### What is needed
Which lines hold the word "quarter"? Copy each one.

++++++++++++++++++++

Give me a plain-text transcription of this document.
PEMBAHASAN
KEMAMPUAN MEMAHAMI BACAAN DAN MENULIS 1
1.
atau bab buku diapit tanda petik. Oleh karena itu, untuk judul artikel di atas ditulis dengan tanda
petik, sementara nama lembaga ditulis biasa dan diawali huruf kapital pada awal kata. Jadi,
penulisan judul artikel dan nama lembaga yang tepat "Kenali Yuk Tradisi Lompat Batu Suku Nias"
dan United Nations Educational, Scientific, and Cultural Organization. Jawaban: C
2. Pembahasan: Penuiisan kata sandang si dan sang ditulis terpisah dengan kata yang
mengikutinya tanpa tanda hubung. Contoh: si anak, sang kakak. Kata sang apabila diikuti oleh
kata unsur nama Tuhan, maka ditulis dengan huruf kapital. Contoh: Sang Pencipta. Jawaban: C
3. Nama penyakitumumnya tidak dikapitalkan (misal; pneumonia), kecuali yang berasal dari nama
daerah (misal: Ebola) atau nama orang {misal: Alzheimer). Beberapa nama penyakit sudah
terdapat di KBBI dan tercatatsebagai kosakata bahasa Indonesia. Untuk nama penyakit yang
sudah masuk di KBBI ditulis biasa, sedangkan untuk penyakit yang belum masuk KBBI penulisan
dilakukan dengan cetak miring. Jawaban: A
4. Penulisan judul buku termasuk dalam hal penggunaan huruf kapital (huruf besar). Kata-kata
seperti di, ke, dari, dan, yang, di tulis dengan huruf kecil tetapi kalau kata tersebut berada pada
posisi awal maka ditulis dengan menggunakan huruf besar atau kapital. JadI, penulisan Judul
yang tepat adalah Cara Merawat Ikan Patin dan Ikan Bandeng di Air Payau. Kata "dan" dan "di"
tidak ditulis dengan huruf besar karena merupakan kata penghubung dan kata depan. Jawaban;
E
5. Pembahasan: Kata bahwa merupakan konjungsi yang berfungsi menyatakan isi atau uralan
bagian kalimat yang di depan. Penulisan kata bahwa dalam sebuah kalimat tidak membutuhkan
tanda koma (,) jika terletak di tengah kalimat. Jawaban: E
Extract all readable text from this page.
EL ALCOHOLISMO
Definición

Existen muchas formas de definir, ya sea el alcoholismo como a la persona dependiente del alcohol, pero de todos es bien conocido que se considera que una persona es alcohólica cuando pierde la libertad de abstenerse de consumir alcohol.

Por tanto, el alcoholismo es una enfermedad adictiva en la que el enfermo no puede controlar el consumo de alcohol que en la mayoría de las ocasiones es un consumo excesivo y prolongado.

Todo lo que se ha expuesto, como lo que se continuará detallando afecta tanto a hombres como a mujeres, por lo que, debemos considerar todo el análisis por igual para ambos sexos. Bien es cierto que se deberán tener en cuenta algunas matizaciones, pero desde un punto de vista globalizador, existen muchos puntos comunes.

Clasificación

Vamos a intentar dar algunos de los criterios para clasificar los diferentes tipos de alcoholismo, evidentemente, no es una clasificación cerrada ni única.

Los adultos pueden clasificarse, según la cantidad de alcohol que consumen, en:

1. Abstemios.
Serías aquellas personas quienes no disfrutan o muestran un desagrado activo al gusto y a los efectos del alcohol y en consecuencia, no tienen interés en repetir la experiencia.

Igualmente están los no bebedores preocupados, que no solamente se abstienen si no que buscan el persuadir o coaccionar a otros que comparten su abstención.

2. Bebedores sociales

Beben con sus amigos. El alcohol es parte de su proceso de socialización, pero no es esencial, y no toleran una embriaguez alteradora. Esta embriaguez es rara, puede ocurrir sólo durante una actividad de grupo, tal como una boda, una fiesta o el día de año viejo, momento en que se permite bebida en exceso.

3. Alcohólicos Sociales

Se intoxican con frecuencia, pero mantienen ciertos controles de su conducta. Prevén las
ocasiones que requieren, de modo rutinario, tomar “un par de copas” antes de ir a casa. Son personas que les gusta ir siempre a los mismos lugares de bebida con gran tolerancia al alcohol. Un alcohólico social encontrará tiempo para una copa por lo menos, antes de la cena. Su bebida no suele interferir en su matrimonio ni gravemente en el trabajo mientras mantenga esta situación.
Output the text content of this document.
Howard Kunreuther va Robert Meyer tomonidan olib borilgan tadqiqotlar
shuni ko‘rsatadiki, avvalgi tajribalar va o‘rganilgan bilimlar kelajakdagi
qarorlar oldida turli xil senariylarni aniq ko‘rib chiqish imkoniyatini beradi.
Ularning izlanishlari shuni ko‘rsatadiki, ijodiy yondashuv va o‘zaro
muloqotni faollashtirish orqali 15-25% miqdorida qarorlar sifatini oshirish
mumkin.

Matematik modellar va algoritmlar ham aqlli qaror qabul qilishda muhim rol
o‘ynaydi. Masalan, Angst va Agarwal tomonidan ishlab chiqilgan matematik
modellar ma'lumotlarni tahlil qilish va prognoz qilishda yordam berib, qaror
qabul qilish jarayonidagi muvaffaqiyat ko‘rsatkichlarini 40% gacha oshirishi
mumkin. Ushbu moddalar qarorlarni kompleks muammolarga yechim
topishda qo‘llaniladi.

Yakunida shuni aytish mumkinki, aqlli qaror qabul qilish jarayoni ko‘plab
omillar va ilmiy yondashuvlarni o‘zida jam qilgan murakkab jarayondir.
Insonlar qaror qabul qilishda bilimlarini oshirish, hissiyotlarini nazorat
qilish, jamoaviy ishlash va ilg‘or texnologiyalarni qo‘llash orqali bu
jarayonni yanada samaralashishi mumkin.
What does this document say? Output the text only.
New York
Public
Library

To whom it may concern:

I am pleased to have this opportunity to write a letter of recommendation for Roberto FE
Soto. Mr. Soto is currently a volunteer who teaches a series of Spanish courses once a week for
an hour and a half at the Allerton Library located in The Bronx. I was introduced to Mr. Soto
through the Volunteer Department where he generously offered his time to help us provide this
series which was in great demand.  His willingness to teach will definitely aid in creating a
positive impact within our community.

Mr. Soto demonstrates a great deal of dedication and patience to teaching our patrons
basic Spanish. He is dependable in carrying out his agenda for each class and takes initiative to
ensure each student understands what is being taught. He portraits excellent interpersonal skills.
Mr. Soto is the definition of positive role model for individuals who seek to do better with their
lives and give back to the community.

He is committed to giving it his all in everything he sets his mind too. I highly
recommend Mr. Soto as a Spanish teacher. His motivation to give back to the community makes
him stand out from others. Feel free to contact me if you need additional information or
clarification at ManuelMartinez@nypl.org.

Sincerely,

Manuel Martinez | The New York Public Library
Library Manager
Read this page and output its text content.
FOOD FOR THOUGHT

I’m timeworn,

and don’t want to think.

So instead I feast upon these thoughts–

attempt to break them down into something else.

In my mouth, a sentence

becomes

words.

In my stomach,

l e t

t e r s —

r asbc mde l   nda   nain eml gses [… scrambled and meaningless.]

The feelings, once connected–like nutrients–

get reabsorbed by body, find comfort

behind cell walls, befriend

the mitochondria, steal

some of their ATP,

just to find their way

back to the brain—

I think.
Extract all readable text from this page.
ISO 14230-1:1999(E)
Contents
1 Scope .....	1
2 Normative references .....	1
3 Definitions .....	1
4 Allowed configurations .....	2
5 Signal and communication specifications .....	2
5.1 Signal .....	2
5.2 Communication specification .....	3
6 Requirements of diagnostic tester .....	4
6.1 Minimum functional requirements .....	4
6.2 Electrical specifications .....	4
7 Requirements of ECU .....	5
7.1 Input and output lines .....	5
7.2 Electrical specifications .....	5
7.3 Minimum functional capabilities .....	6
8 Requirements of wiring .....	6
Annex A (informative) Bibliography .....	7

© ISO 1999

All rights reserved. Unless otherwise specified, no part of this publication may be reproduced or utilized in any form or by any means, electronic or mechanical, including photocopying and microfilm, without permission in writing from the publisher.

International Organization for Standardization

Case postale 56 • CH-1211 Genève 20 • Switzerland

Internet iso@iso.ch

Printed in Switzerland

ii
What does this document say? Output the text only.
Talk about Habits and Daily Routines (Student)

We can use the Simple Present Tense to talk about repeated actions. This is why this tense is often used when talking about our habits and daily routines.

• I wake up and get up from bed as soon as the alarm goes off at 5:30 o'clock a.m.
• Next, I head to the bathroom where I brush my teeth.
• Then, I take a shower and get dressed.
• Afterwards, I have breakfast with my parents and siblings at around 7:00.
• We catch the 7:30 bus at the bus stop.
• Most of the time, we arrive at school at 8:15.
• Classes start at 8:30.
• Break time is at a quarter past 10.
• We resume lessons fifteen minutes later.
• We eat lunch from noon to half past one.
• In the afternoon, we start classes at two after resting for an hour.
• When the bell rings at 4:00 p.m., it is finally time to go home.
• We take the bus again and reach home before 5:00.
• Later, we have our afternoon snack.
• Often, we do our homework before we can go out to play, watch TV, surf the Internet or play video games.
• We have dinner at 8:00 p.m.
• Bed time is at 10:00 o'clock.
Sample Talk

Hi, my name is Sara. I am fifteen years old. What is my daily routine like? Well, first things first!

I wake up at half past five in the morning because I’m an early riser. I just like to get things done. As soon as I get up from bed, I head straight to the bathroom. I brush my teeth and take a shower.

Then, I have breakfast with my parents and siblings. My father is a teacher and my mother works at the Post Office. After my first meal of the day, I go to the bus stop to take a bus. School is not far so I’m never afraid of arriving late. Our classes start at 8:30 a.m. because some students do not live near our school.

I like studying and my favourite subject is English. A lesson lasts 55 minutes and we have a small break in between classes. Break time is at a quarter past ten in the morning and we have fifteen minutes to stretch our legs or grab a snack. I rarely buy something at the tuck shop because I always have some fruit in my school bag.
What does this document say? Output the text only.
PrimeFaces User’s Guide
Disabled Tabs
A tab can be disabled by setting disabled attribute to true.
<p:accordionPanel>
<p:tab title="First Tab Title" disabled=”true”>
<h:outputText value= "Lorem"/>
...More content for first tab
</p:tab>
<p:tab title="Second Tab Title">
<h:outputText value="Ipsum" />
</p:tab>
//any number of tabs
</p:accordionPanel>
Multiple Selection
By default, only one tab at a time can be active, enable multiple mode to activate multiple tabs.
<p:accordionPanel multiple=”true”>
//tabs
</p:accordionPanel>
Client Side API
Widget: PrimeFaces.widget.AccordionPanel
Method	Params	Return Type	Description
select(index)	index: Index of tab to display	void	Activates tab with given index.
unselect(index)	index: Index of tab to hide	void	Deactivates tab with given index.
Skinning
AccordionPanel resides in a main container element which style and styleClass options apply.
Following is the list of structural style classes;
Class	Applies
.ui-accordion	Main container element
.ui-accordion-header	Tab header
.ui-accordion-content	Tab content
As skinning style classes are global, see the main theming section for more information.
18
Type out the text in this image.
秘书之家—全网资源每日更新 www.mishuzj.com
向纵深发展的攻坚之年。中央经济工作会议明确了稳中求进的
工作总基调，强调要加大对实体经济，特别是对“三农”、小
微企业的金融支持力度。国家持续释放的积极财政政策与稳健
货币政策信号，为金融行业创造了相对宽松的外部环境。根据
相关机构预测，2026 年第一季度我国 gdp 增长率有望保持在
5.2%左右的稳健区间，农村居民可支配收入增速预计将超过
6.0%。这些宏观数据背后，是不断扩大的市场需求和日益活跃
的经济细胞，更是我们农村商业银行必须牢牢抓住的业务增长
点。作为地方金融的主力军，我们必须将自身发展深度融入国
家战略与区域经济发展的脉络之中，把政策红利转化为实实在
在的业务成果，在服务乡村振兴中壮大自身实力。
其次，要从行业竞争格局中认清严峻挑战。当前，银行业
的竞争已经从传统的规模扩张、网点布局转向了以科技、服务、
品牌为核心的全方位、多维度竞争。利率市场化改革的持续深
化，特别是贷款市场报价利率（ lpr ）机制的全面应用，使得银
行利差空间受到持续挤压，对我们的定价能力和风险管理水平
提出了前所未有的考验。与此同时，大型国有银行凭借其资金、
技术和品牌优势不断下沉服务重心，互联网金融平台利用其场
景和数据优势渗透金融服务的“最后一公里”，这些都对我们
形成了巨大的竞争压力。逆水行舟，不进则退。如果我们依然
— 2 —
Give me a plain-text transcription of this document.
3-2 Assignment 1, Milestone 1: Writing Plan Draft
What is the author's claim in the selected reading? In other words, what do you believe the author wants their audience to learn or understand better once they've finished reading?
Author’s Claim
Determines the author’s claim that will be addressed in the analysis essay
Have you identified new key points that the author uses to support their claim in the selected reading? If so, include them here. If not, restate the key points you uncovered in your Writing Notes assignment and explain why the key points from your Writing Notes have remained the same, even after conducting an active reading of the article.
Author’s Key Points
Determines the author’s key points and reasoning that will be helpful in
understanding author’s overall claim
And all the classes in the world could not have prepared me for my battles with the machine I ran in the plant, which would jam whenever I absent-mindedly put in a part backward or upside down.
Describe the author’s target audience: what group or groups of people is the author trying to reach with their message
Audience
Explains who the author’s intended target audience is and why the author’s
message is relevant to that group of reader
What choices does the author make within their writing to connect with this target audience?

++++++++++++++++++++

### Result
• Break time is at a quarter past 10.
I like studying and my favourite subject is English. A lesson lasts 55 minutes and we have a small break in between classes. Break time is at a quarter past ten in the morning and we have fifteen minutes to stretch our legs or grab a snack. I rarely buy something at the tuck shop because I always have some fruit in my school bag.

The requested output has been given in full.